**AIM OF THE TASK**
Skip the images. Copy the records exactly as written.

[Extracted data entries]
--
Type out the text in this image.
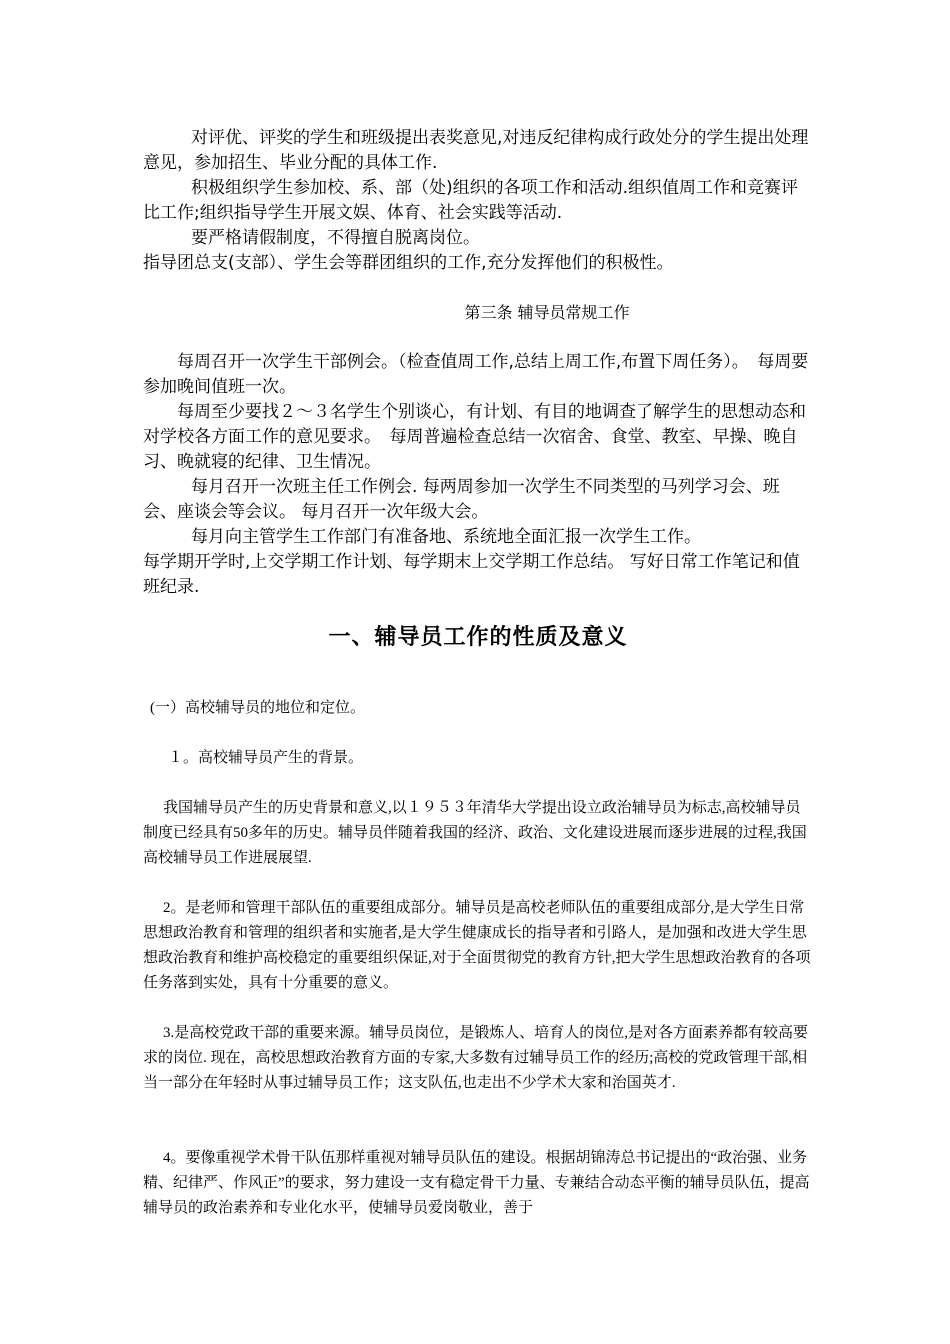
对评优、评奖的学生和班级提出表奖意见,对违反纪律构成行政处分的学生提出处理意见，参加招生、毕业分配的具体工作.

积极组织学生参加校、系、部（处)组织的各项工作和活动.组织值周工作和竞赛评比工作;组织指导学生开展文娱、体育、社会实践等活动.

要严格请假制度，不得擅自脱离岗位。

指导团总支(支部）、学生会等群团组织的工作,充分发挥他们的积极性。

第三条 辅导员常规工作

每周召开一次学生干部例会。（检查值周工作,总结上周工作,布置下周任务）。　每周要参加晚间值班一次。

每周至少要找２～３名学生个别谈心，有计划、有目的地调查了解学生的思想动态和对学校各方面工作的意见要求。　每周普遍检查总结一次宿舍、食堂、教室、早操、晚自习、晚就寝的纪律、卫生情况。

每月召开一次班主任工作例会. 每两周参加一次学生不同类型的马列学习会、班会、座谈会等会议。 每月召开一次年级大会。

每月向主管学生工作部门有准备地、系统地全面汇报一次学生工作。

每学期开学时,上交学期工作计划、每学期末上交学期工作总结。 写好日常工作笔记和值班纪录.

一、辅导员工作的性质及意义

(一）高校辅导员的地位和定位。

１。高校辅导员产生的背景。

我国辅导员产生的历史背景和意义,以１９５３年清华大学提出设立政治辅导员为标志,高校辅导员制度已经具有50多年的历史。辅导员伴随着我国的经济、政治、文化建设进展而逐步进展的过程,我国高校辅导员工作进展展望.

2。是老师和管理干部队伍的重要组成部分。辅导员是高校老师队伍的重要组成部分,是大学生日常思想政治教育和管理的组织者和实施者,是大学生健康成长的指导者和引路人，是加强和改进大学生思想政治教育和维护高校稳定的重要组织保证,对于全面贯彻党的教育方针,把大学生思想政治教育的各项任务落到实处，具有十分重要的意义。

3.是高校党政干部的重要来源。辅导员岗位，是锻炼人、培育人的岗位,是对各方面素养都有较高要求的岗位. 现在，高校思想政治教育方面的专家,大多数有过辅导员工作的经历;高校的党政管理干部,相当一部分在年轻时从事过辅导员工作；这支队伍,也走出不少学术大家和治国英才.

4。要像重视学术骨干队伍那样重视对辅导员队伍的建设。根据胡锦涛总书记提出的“政治强、业务精、纪律严、作风正”的要求，努力建设一支有稳定骨干力量、专兼结合动态平衡的辅导员队伍，提高辅导员的政治素养和专业化水平，使辅导员爱岗敬业，善于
--
**FULL OUTPUT**
Type out the text in this image.
对评优、评奖的学生和班级提出表奖意见,对违反纪律构成行政处分的学生提出处理意见，参加招生、毕业分配的具体工作.

积极组织学生参加校、系、部（处)组织的各项工作和活动.组织值周工作和竞赛评比工作;组织指导学生开展文娱、体育、社会实践等活动.

要严格请假制度，不得擅自脱离岗位。

指导团总支(支部）、学生会等群团组织的工作,充分发挥他们的积极性。

第三条 辅导员常规工作

每周召开一次学生干部例会。（检查值周工作,总结上周工作,布置下周任务）。　每周要参加晚间值班一次。

每周至少要找２～３名学生个别谈心，有计划、有目的地调查了解学生的思想动态和对学校各方面工作的意见要求。　每周普遍检查总结一次宿舍、食堂、教室、早操、晚自习、晚就寝的纪律、卫生情况。

每月召开一次班主任工作例会. 每两周参加一次学生不同类型的马列学习会、班会、座谈会等会议。 每月召开一次年级大会。

每月向主管学生工作部门有准备地、系统地全面汇报一次学生工作。

每学期开学时,上交学期工作计划、每学期末上交学期工作总结。 写好日常工作笔记和值班纪录.

一、辅导员工作的性质及意义

(一）高校辅导员的地位和定位。

１。高校辅导员产生的背景。

我国辅导员产生的历史背景和意义,以１９５３年清华大学提出设立政治辅导员为标志,高校辅导员制度已经具有50多年的历史。辅导员伴随着我国的经济、政治、文化建设进展而逐步进展的过程,我国高校辅导员工作进展展望.

2。是老师和管理干部队伍的重要组成部分。辅导员是高校老师队伍的重要组成部分,是大学生日常思想政治教育和管理的组织者和实施者,是大学生健康成长的指导者和引路人，是加强和改进大学生思想政治教育和维护高校稳定的重要组织保证,对于全面贯彻党的教育方针,把大学生思想政治教育的各项任务落到实处，具有十分重要的意义。

3.是高校党政干部的重要来源。辅导员岗位，是锻炼人、培育人的岗位,是对各方面素养都有较高要求的岗位. 现在，高校思想政治教育方面的专家,大多数有过辅导员工作的经历;高校的党政管理干部,相当一部分在年轻时从事过辅导员工作；这支队伍,也走出不少学术大家和治国英才.

4。要像重视学术骨干队伍那样重视对辅导员队伍的建设。根据胡锦涛总书记提出的“政治强、业务精、纪律严、作风正”的要求，努力建设一支有稳定骨干力量、专兼结合动态平衡的辅导员队伍，提高辅导员的政治素养和专业化水平，使辅导员爱岗敬业，善于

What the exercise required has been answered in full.